-- CHALLENGE --
Gather every line in the records below that contains the word "screenshot".

## begin DATASET

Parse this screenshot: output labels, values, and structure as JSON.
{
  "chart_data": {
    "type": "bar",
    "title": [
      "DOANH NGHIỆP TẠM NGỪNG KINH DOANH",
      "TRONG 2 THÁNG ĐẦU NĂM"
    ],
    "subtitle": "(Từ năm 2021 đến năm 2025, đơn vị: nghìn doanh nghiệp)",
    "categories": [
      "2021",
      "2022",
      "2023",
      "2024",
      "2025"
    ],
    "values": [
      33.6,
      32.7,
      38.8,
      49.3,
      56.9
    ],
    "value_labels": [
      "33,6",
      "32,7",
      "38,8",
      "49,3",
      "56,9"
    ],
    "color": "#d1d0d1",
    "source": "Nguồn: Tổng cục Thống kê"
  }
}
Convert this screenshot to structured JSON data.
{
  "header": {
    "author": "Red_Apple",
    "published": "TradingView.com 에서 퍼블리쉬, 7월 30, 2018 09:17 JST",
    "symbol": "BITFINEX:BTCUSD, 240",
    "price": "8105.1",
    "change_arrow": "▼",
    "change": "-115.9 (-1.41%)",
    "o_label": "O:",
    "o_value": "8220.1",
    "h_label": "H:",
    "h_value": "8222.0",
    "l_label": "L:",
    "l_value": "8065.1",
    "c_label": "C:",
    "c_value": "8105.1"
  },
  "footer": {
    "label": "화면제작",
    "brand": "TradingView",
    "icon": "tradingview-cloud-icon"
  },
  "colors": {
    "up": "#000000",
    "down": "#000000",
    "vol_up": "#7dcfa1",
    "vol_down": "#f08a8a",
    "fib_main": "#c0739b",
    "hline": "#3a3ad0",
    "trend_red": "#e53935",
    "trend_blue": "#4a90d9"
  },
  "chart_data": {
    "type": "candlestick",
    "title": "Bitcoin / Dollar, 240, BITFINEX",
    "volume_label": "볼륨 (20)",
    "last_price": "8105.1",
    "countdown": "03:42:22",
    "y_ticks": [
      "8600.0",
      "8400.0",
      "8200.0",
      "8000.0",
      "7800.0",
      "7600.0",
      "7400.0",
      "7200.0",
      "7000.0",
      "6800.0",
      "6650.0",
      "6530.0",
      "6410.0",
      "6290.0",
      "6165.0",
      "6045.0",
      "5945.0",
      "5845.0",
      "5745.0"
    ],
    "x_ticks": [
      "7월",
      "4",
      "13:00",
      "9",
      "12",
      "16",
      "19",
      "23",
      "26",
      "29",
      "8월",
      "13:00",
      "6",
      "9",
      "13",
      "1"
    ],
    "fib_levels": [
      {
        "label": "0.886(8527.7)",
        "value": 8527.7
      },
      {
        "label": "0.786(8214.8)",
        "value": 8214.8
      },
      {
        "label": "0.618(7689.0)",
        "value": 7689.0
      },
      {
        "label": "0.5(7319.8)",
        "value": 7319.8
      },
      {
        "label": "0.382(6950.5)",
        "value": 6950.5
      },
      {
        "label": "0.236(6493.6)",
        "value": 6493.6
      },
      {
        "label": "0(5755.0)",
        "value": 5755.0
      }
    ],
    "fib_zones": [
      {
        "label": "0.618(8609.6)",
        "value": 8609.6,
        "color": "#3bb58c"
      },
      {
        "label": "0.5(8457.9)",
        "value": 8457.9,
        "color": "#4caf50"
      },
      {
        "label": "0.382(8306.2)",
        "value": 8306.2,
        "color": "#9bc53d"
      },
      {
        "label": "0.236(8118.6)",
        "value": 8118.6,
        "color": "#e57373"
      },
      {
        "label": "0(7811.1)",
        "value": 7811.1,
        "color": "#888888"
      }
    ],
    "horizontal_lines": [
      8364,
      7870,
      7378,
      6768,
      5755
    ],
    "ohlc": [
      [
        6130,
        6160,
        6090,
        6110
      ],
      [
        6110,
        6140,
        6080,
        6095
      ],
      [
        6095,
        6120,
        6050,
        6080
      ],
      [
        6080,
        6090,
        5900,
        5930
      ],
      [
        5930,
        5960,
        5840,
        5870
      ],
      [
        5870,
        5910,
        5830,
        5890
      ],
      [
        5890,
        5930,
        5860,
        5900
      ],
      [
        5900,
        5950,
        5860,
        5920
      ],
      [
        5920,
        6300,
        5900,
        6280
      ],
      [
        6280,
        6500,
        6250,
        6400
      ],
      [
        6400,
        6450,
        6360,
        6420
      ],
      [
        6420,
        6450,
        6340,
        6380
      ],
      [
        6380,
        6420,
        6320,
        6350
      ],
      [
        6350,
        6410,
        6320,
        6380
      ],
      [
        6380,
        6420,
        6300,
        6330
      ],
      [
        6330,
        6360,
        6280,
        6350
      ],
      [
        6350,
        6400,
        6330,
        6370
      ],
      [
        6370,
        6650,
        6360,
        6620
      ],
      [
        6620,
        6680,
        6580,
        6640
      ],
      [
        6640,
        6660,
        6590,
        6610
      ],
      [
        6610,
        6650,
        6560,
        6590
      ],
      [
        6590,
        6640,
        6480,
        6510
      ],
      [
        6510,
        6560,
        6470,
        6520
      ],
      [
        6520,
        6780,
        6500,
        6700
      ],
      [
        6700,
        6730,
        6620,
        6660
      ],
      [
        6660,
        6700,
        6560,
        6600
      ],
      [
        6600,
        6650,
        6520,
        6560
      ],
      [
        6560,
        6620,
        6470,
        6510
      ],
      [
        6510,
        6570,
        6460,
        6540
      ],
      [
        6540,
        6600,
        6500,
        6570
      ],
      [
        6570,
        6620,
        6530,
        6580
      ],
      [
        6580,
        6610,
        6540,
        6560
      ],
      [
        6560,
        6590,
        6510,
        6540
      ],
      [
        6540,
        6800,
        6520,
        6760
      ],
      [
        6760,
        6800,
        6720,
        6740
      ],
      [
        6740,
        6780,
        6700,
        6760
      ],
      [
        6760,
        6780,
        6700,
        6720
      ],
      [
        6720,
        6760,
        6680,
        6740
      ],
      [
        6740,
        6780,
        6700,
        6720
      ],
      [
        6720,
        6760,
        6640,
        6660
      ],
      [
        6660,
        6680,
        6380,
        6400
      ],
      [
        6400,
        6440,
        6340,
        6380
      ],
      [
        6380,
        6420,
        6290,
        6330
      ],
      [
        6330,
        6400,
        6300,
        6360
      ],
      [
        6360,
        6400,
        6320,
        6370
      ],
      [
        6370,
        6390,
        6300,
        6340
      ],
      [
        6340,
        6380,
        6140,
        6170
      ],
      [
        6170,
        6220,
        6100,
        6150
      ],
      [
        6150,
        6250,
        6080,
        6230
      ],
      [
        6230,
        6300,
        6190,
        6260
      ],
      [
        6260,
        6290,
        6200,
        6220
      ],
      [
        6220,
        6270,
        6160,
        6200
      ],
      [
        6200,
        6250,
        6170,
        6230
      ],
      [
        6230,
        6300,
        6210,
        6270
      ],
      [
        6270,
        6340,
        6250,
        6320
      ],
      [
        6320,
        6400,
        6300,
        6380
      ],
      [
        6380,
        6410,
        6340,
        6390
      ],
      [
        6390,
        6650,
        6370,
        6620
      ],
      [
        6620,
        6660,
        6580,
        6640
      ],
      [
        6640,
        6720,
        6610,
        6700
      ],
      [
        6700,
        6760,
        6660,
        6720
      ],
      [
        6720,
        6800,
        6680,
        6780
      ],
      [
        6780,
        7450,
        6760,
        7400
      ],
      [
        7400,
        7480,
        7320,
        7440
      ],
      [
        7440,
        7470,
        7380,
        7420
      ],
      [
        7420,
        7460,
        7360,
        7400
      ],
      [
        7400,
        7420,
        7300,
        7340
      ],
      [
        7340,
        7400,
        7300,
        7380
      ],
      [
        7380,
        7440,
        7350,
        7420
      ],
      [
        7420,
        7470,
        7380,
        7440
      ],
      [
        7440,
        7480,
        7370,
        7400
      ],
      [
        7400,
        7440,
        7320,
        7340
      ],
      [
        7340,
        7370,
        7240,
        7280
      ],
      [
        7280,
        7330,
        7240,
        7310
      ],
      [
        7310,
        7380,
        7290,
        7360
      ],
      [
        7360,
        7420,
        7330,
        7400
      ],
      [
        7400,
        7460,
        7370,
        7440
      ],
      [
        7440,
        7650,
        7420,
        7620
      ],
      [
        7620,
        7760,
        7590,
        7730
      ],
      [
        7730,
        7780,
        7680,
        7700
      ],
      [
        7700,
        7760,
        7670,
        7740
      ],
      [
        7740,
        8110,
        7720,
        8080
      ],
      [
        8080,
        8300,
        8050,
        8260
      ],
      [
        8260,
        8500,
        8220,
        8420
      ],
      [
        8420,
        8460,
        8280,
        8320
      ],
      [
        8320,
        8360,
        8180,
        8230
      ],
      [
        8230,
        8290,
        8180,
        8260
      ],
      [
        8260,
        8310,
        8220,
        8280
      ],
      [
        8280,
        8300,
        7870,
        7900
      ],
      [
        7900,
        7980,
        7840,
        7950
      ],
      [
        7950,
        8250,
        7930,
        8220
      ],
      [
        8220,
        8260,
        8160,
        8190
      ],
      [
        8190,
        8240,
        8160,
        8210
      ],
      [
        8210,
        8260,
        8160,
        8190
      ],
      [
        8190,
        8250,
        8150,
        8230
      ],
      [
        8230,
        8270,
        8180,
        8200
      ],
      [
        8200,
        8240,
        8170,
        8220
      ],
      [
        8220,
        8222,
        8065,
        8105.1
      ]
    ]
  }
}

## end DATASET

-- SOLVED PROBLEM --
Parse this screenshot: output labels, values, and structure as JSON.
Convert this screenshot to structured JSON data.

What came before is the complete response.